■ Source records ■
--- Begin ---

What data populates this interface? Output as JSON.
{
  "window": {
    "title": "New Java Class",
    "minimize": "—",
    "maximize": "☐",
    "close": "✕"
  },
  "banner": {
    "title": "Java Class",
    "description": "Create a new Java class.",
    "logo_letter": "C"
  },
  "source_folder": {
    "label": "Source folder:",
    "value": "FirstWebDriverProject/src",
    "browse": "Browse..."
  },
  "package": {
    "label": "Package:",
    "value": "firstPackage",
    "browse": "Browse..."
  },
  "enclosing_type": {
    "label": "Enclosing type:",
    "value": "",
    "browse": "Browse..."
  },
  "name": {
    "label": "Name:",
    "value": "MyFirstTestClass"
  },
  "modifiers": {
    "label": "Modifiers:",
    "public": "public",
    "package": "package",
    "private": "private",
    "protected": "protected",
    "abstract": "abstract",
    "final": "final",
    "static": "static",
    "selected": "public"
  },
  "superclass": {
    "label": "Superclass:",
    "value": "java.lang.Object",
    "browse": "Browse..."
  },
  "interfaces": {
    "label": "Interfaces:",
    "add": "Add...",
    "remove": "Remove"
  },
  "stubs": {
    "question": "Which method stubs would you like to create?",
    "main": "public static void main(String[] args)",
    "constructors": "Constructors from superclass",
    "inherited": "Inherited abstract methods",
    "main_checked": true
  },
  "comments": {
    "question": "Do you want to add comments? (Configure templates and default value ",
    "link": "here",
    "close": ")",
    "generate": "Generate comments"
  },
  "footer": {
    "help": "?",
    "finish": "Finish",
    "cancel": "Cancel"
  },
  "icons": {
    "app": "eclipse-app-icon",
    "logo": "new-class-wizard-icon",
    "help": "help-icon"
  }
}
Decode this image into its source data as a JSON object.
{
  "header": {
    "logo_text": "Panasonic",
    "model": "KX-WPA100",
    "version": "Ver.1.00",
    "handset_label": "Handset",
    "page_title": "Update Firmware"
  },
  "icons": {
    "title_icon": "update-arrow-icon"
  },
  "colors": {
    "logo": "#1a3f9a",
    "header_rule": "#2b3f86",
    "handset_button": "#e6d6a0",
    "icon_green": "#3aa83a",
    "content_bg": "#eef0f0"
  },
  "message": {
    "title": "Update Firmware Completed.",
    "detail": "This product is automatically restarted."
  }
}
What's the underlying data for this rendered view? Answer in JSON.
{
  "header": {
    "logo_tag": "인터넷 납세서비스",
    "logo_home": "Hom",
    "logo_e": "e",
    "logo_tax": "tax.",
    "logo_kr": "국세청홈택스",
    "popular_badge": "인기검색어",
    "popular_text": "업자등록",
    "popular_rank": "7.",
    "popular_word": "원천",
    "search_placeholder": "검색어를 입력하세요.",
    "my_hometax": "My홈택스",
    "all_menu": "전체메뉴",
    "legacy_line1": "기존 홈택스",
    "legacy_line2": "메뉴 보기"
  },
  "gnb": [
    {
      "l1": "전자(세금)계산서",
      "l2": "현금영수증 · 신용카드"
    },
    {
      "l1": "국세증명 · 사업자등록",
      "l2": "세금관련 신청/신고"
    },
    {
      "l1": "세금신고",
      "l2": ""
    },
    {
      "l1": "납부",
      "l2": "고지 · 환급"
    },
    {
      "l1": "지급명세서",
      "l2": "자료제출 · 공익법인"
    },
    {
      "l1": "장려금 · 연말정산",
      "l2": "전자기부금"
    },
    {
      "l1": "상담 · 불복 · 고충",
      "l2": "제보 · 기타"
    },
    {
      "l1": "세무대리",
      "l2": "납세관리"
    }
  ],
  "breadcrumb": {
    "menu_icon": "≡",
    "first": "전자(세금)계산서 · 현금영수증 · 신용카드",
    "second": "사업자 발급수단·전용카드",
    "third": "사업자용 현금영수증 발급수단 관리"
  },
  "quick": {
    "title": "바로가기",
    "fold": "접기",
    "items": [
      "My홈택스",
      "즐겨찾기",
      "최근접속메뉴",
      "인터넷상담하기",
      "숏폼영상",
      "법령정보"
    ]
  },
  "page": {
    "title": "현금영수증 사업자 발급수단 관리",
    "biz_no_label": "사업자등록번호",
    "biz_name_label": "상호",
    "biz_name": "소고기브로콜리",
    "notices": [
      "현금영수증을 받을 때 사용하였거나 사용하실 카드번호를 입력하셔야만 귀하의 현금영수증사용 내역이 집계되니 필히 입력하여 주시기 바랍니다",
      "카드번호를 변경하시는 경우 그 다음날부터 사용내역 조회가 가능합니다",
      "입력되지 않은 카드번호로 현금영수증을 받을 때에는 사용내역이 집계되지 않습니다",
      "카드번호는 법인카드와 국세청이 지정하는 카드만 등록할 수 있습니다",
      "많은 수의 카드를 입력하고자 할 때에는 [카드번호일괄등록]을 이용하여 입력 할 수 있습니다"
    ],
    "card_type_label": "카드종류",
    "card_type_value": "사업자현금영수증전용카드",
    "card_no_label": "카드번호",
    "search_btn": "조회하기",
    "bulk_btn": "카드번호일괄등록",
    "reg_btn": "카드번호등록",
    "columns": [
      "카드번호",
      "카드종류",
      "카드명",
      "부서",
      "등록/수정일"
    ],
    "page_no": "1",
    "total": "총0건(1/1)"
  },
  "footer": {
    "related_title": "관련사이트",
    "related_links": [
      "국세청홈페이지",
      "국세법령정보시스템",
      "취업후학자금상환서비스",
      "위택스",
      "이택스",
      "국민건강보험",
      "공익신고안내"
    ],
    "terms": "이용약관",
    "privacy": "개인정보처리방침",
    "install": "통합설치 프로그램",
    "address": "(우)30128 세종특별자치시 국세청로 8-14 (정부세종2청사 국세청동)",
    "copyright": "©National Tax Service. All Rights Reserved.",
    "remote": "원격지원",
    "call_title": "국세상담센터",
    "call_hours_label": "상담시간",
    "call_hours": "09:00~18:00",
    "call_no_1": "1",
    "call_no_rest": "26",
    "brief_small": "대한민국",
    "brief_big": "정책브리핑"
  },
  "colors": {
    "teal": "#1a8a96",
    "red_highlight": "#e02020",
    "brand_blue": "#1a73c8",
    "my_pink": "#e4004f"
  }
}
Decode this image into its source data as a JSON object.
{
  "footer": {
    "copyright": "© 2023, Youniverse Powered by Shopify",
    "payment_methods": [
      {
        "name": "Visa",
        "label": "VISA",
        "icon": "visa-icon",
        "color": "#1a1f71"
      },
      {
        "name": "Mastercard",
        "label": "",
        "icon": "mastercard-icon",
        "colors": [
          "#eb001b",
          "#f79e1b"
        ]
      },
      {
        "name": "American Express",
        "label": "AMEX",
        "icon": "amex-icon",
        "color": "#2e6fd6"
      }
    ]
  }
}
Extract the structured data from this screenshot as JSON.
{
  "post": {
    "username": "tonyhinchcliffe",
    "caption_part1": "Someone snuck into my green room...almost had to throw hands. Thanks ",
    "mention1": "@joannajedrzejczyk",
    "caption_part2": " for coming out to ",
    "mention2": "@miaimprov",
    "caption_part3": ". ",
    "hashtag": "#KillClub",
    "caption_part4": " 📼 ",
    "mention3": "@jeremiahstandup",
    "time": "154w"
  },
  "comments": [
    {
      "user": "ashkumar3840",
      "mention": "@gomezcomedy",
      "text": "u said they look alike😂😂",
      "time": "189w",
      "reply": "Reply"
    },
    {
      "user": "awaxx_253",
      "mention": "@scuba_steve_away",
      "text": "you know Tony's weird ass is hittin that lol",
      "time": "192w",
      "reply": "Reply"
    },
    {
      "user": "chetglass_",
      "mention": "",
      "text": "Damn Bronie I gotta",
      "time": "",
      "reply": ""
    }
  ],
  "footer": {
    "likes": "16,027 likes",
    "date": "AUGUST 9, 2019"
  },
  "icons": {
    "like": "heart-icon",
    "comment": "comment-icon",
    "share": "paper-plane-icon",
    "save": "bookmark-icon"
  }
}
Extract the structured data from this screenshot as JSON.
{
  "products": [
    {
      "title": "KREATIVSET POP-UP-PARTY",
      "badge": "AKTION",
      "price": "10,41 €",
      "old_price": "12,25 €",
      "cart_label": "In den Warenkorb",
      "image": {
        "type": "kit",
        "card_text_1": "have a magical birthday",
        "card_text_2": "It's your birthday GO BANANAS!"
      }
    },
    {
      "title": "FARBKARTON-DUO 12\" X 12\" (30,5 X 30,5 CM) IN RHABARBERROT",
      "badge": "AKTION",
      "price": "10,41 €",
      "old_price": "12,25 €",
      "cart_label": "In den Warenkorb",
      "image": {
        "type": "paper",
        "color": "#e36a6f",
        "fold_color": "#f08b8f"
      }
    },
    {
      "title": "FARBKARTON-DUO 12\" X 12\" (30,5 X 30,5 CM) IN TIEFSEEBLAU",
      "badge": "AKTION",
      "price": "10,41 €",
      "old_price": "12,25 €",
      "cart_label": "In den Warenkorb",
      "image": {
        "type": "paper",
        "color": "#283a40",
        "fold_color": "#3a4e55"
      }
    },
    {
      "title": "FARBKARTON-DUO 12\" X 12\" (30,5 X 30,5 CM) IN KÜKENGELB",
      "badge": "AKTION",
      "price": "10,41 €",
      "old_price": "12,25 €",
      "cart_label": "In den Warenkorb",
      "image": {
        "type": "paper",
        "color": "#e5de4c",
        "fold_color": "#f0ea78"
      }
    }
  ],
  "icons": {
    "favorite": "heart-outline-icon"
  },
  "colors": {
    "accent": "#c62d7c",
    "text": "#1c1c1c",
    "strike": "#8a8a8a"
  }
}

--- End ---

■ Work to complete ■
Check each line of the records for the word "Firmware" and extract those that contain it.

■ Exercise output ■
    "page_title": "Update Firmware"
    "title": "Update Firmware Completed.",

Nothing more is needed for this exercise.